Copy out lines with the word "records" from the material that follows.

□ □ □ □ □ □ □

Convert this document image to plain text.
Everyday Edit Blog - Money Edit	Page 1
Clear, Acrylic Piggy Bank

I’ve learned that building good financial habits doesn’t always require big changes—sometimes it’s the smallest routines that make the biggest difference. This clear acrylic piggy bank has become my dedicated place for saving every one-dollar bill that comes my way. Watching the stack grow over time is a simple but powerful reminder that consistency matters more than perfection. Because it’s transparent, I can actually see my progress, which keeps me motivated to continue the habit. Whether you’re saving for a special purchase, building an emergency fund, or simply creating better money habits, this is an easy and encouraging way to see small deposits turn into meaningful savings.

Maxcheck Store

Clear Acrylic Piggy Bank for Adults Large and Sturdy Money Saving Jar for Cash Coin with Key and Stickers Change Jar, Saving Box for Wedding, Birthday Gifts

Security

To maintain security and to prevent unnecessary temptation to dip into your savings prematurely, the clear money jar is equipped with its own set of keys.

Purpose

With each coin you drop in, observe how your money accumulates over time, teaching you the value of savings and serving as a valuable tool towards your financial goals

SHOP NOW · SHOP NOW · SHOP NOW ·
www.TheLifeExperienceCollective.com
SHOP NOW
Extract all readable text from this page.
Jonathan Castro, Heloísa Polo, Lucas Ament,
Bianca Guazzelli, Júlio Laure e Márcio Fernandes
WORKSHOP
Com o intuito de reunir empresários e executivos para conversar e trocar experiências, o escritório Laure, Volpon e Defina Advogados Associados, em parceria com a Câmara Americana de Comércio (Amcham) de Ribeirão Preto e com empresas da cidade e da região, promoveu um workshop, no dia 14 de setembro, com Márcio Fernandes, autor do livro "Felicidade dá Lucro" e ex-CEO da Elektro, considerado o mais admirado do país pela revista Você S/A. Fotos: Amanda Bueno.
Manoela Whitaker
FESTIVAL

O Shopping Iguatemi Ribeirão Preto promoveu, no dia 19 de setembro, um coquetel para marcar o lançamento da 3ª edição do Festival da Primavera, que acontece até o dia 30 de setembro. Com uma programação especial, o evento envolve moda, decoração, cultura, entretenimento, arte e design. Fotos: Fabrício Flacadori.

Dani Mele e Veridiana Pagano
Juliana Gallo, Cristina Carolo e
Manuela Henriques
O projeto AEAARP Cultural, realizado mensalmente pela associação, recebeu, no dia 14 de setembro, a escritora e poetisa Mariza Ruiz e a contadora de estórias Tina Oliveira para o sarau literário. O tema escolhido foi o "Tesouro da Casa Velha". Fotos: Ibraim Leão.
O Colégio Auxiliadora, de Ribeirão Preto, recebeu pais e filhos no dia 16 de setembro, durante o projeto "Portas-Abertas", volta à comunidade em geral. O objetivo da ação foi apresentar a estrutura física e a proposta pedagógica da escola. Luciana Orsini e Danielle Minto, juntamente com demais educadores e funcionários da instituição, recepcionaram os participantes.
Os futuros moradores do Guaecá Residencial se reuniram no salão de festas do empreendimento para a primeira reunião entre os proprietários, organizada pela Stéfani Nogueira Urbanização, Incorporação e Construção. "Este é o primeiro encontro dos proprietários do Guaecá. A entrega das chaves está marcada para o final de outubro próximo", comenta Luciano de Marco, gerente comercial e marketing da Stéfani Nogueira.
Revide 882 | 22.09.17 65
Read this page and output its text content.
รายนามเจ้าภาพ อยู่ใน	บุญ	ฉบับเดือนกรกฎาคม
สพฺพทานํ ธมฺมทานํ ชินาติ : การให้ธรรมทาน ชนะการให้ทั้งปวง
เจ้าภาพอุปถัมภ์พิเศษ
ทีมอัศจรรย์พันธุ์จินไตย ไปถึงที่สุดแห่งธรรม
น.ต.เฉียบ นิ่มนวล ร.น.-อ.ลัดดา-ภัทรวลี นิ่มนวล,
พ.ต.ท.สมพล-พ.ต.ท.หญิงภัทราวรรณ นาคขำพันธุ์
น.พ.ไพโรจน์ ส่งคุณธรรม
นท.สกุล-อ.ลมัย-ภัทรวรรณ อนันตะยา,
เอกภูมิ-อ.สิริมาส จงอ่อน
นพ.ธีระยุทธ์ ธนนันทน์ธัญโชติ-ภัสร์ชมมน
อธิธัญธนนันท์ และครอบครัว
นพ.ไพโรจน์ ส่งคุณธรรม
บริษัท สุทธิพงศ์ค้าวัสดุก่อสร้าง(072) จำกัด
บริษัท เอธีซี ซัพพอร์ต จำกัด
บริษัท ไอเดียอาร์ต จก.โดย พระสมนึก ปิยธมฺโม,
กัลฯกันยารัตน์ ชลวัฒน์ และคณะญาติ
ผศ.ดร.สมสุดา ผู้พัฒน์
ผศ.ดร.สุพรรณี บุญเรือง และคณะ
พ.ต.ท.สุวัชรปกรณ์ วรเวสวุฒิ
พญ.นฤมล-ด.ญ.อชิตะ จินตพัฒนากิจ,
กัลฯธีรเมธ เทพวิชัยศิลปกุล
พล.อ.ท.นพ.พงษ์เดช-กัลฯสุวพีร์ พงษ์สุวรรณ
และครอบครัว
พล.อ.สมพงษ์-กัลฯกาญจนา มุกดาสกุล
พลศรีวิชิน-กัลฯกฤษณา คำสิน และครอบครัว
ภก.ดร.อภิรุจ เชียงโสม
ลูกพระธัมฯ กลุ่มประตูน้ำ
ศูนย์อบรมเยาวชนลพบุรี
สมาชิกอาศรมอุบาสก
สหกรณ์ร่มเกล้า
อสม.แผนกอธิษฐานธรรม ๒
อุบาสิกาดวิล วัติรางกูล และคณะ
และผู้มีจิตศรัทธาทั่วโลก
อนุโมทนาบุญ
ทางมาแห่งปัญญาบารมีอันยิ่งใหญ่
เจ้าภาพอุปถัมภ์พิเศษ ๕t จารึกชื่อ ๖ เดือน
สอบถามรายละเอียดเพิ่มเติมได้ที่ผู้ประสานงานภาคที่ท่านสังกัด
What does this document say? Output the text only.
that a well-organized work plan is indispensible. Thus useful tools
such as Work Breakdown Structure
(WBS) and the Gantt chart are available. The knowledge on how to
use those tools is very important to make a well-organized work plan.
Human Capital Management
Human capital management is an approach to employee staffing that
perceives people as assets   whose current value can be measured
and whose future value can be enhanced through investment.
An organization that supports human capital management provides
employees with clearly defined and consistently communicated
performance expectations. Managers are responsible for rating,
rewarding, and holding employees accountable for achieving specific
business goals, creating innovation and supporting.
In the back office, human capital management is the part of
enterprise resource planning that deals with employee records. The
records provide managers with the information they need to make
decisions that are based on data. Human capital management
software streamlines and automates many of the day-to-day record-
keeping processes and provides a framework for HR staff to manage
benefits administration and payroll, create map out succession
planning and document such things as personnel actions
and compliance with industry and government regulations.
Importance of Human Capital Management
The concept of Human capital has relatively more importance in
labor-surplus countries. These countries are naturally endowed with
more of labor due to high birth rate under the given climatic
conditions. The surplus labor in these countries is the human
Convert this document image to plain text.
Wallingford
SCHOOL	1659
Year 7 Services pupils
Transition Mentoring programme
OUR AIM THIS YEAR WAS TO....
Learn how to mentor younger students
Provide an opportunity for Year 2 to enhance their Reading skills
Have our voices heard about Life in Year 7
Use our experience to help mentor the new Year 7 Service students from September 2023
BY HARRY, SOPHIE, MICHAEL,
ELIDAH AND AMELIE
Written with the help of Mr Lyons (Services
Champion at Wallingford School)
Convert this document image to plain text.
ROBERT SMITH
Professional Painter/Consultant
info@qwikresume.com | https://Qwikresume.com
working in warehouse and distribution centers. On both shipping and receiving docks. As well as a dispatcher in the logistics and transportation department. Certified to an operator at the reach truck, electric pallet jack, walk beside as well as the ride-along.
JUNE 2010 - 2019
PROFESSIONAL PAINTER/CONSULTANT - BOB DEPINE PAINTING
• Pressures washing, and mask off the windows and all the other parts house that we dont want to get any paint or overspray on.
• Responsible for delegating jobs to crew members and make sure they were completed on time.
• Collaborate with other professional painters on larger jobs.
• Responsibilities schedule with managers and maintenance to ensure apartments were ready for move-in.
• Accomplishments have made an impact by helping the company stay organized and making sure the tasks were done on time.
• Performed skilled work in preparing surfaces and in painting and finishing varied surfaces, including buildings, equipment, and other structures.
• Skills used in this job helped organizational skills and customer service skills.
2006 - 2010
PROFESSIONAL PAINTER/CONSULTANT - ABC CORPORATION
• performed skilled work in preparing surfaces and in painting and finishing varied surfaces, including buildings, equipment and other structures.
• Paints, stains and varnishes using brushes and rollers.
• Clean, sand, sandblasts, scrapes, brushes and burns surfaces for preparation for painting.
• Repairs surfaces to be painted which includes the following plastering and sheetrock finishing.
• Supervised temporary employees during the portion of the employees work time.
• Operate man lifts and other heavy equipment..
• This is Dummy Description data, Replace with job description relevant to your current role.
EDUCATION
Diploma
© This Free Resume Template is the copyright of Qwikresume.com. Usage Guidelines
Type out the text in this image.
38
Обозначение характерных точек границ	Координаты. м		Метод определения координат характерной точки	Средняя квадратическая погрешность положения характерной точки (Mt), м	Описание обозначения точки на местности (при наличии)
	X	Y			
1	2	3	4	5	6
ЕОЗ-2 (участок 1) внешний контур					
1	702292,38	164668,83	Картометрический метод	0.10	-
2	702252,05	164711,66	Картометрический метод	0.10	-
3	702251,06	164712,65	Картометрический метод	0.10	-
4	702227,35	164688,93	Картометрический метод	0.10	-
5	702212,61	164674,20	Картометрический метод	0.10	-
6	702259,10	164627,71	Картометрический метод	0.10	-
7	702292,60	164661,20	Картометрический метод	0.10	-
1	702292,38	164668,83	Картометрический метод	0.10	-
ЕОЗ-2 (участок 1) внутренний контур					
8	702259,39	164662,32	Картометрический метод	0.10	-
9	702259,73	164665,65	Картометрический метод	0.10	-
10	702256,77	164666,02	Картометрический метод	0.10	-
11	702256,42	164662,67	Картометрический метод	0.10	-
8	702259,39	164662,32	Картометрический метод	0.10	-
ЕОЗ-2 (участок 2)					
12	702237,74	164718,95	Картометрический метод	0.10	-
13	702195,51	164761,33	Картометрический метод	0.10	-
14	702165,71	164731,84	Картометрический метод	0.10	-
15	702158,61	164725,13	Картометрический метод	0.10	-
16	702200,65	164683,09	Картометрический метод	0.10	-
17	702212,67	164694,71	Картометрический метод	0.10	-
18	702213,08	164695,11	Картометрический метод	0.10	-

□ □ □ □ □ □ □

— TASK OUTPUT —
enterprise resource planning that deals with employee records. The
records provide managers with the information they need to make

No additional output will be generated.